:: REQUIRED WORK ::
All the records that follow need to be reproduced exactly. Omit the images.

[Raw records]
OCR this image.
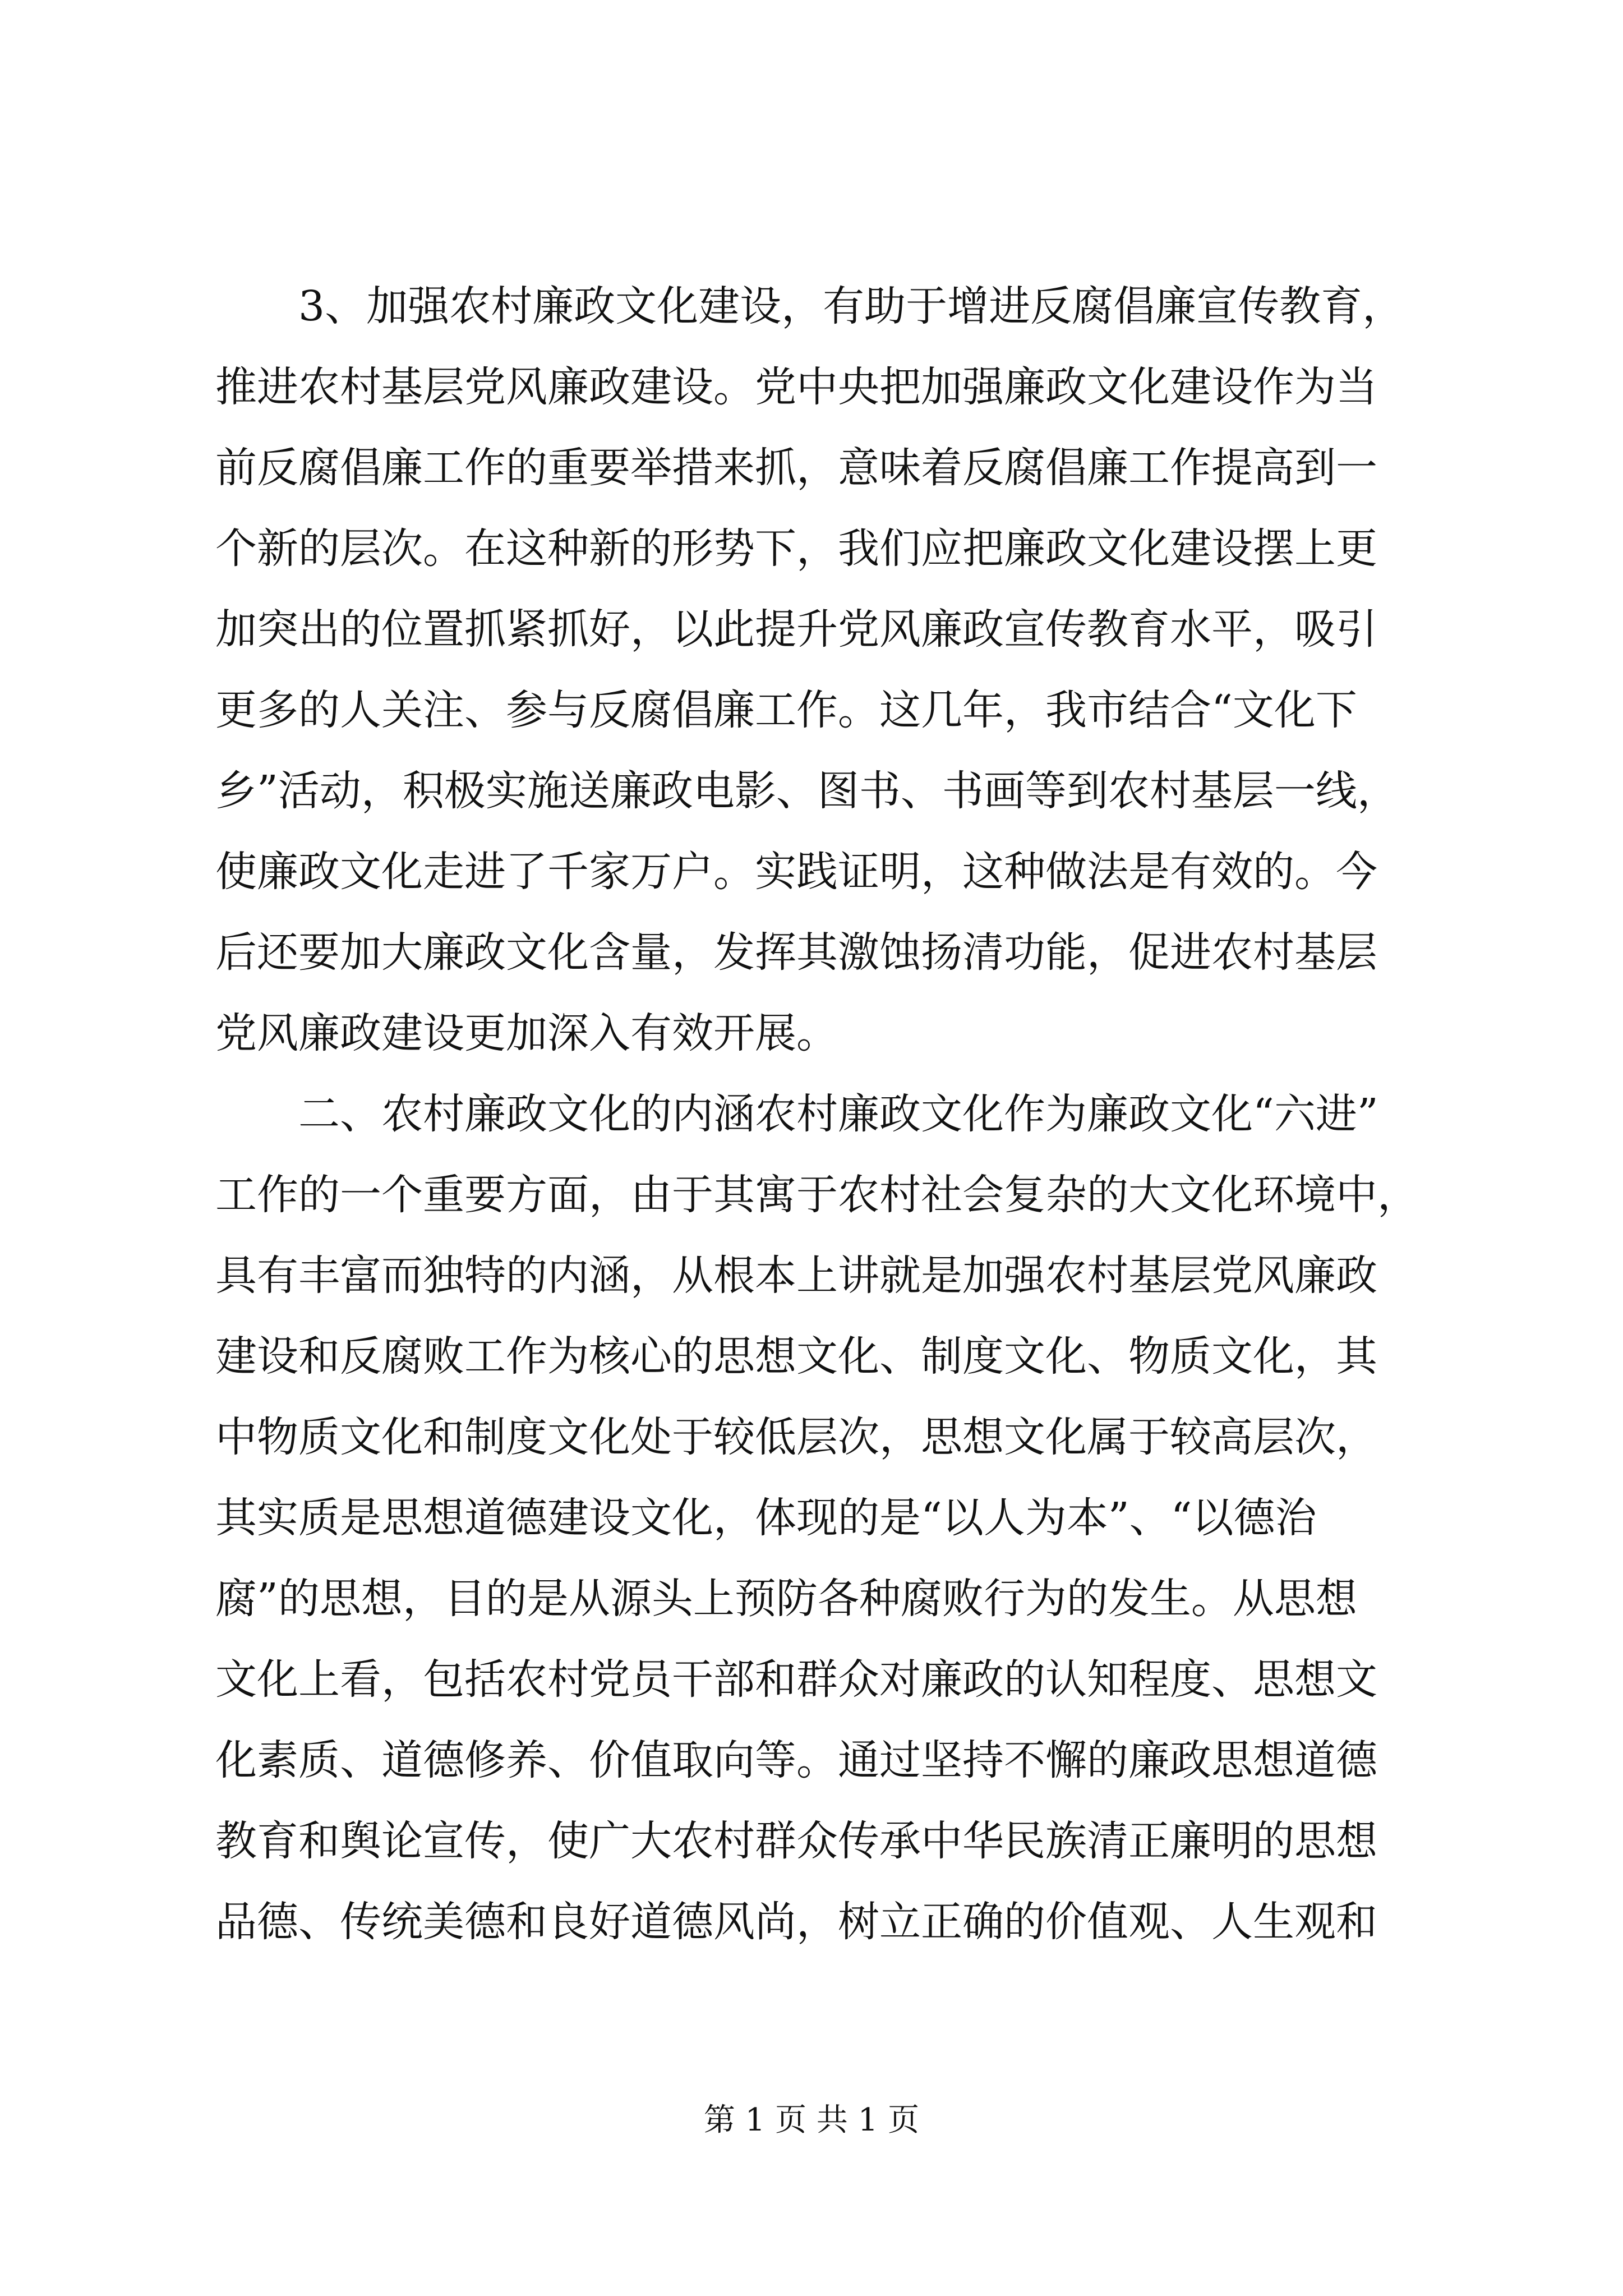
　　3、加强农村廉政文化建设，有助于增进反腐倡廉宣传教育，
推进农村基层党风廉政建设。党中央把加强廉政文化建设作为当
前反腐倡廉工作的重要举措来抓，意味着反腐倡廉工作提高到一
个新的层次。在这种新的形势下，我们应把廉政文化建设摆上更
加突出的位置抓紧抓好，以此提升党风廉政宣传教育水平，吸引
更多的人关注、参与反腐倡廉工作。这几年，我市结合“文化下
乡”活动，积极实施送廉政电影、图书、书画等到农村基层一线，
使廉政文化走进了千家万户。实践证明，这种做法是有效的。今
后还要加大廉政文化含量，发挥其激蚀扬清功能，促进农村基层
党风廉政建设更加深入有效开展。
　　二、农村廉政文化的内涵农村廉政文化作为廉政文化“六进”
工作的一个重要方面，由于其寓于农村社会复杂的大文化环境中，
具有丰富而独特的内涵，从根本上讲就是加强农村基层党风廉政
建设和反腐败工作为核心的思想文化、制度文化、物质文化，其
中物质文化和制度文化处于较低层次，思想文化属于较高层次，
其实质是思想道德建设文化，体现的是“以人为本”、“以德治
腐”的思想，目的是从源头上预防各种腐败行为的发生。从思想
文化上看，包括农村党员干部和群众对廉政的认知程度、思想文
化素质、道德修养、价值取向等。通过坚持不懈的廉政思想道德
教育和舆论宣传，使广大农村群众传承中华民族清正廉明的思想
品德、传统美德和良好道德风尚，树立正确的价值观、人生观和
第 1 页 共 1 页
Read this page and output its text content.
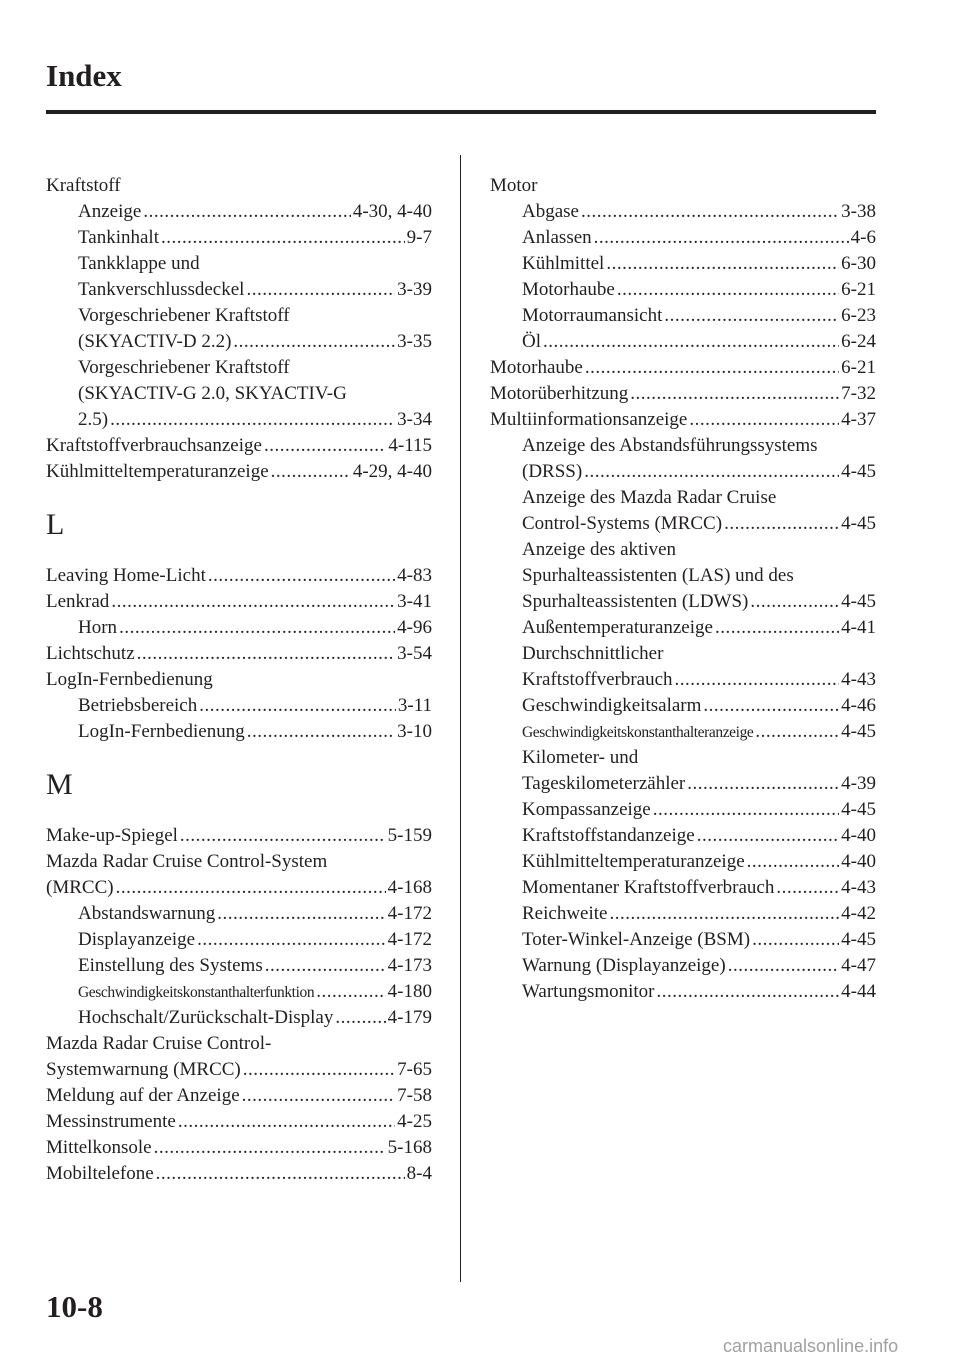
Index
Kraftstoff
Anzeige .....	4-30, 4-40
Tankinhalt .....	9-7
Tankklappe und
Tankverschlussdeckel .....	3-39
Vorgeschriebener Kraftstoff
(SKYACTIV-D 2.2) .....	3-35
Vorgeschriebener Kraftstoff
(SKYACTIV-G 2.0, SKYACTIV-G
2.5) .....	3-34
Kraftstoffverbrauchsanzeige .....	4-115
Kühlmitteltemperaturanzeige .....	4-29, 4-40
L
Leaving Home-Licht .....	4-83
Lenkrad .....	3-41
Horn .....	4-96
Lichtschutz .....	3-54
LogIn-Fernbedienung
Betriebsbereich .....	3-11
LogIn-Fernbedienung .....	3-10
M
Make-up-Spiegel .....	5-159
Mazda Radar Cruise Control-System
(MRCC) .....	4-168
Abstandswarnung .....	4-172
Displayanzeige .....	4-172
Einstellung des Systems .....	4-173
Geschwindigkeitskonstanthalterfunktion .....	4-180
Hochschalt/Zurückschalt-Display .....	4-179
Mazda Radar Cruise Control-
Systemwarnung (MRCC) .....	7-65
Meldung auf der Anzeige .....	7-58
Messinstrumente .....	4-25
Mittelkonsole .....	5-168
Mobiltelefone .....	8-4
Motor
Abgase .....	3-38
Anlassen .....	4-6
Kühlmittel .....	6-30
Motorhaube .....	6-21
Motorraumansicht .....	6-23
Öl .....	6-24
Motorhaube .....	6-21
Motorüberhitzung .....	7-32
Multiinformationsanzeige .....	4-37
Anzeige des Abstandsführungssystems
(DRSS) .....	4-45
Anzeige des Mazda Radar Cruise
Control-Systems (MRCC) .....	4-45
Anzeige des aktiven
Spurhalteassistenten (LAS) und des
Spurhalteassistenten (LDWS) .....	4-45
Außentemperaturanzeige .....	4-41
Durchschnittlicher
Kraftstoffverbrauch .....	4-43
Geschwindigkeitsalarm .....	4-46
Geschwindigkeitskonstanthalteranzeige .....	4-45
Kilometer- und
Tageskilometerzähler .....	4-39
Kompassanzeige .....	4-45
Kraftstoffstandanzeige .....	4-40
Kühlmitteltemperaturanzeige .....	4-40
Momentaner Kraftstoffverbrauch .....	4-43
Reichweite .....	4-42
Toter-Winkel-Anzeige (BSM) .....	4-45
Warnung (Displayanzeige) .....	4-47
Wartungsmonitor .....	4-44
10-8
carmanualsonline.info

:: THE SOLUTION ::
OCR this image.
　　3、加强农村廉政文化建设，有助于增进反腐倡廉宣传教育，
推进农村基层党风廉政建设。党中央把加强廉政文化建设作为当
前反腐倡廉工作的重要举措来抓，意味着反腐倡廉工作提高到一
个新的层次。在这种新的形势下，我们应把廉政文化建设摆上更
加突出的位置抓紧抓好，以此提升党风廉政宣传教育水平，吸引
更多的人关注、参与反腐倡廉工作。这几年，我市结合“文化下
乡”活动，积极实施送廉政电影、图书、书画等到农村基层一线，
使廉政文化走进了千家万户。实践证明，这种做法是有效的。今
后还要加大廉政文化含量，发挥其激蚀扬清功能，促进农村基层
党风廉政建设更加深入有效开展。
　　二、农村廉政文化的内涵农村廉政文化作为廉政文化“六进”
工作的一个重要方面，由于其寓于农村社会复杂的大文化环境中，
具有丰富而独特的内涵，从根本上讲就是加强农村基层党风廉政
建设和反腐败工作为核心的思想文化、制度文化、物质文化，其
中物质文化和制度文化处于较低层次，思想文化属于较高层次，
其实质是思想道德建设文化，体现的是“以人为本”、“以德治
腐”的思想，目的是从源头上预防各种腐败行为的发生。从思想
文化上看，包括农村党员干部和群众对廉政的认知程度、思想文
化素质、道德修养、价值取向等。通过坚持不懈的廉政思想道德
教育和舆论宣传，使广大农村群众传承中华民族清正廉明的思想
品德、传统美德和良好道德风尚，树立正确的价值观、人生观和
第 1 页 共 1 页
Read this page and output its text content.
Index
Kraftstoff
Anzeige .....	4-30, 4-40
Tankinhalt .....	9-7
Tankklappe und
Tankverschlussdeckel .....	3-39
Vorgeschriebener Kraftstoff
(SKYACTIV-D 2.2) .....	3-35
Vorgeschriebener Kraftstoff
(SKYACTIV-G 2.0, SKYACTIV-G
2.5) .....	3-34
Kraftstoffverbrauchsanzeige .....	4-115
Kühlmitteltemperaturanzeige .....	4-29, 4-40
L
Leaving Home-Licht .....	4-83
Lenkrad .....	3-41
Horn .....	4-96
Lichtschutz .....	3-54
LogIn-Fernbedienung
Betriebsbereich .....	3-11
LogIn-Fernbedienung .....	3-10
M
Make-up-Spiegel .....	5-159
Mazda Radar Cruise Control-System
(MRCC) .....	4-168
Abstandswarnung .....	4-172
Displayanzeige .....	4-172
Einstellung des Systems .....	4-173
Geschwindigkeitskonstanthalterfunktion .....	4-180
Hochschalt/Zurückschalt-Display .....	4-179
Mazda Radar Cruise Control-
Systemwarnung (MRCC) .....	7-65
Meldung auf der Anzeige .....	7-58
Messinstrumente .....	4-25
Mittelkonsole .....	5-168
Mobiltelefone .....	8-4
Motor
Abgase .....	3-38
Anlassen .....	4-6
Kühlmittel .....	6-30
Motorhaube .....	6-21
Motorraumansicht .....	6-23
Öl .....	6-24
Motorhaube .....	6-21
Motorüberhitzung .....	7-32
Multiinformationsanzeige .....	4-37
Anzeige des Abstandsführungssystems
(DRSS) .....	4-45
Anzeige des Mazda Radar Cruise
Control-Systems (MRCC) .....	4-45
Anzeige des aktiven
Spurhalteassistenten (LAS) und des
Spurhalteassistenten (LDWS) .....	4-45
Außentemperaturanzeige .....	4-41
Durchschnittlicher
Kraftstoffverbrauch .....	4-43
Geschwindigkeitsalarm .....	4-46
Geschwindigkeitskonstanthalteranzeige .....	4-45
Kilometer- und
Tageskilometerzähler .....	4-39
Kompassanzeige .....	4-45
Kraftstoffstandanzeige .....	4-40
Kühlmitteltemperaturanzeige .....	4-40
Momentaner Kraftstoffverbrauch .....	4-43
Reichweite .....	4-42
Toter-Winkel-Anzeige (BSM) .....	4-45
Warnung (Displayanzeige) .....	4-47
Wartungsmonitor .....	4-44
10-8
carmanualsonline.info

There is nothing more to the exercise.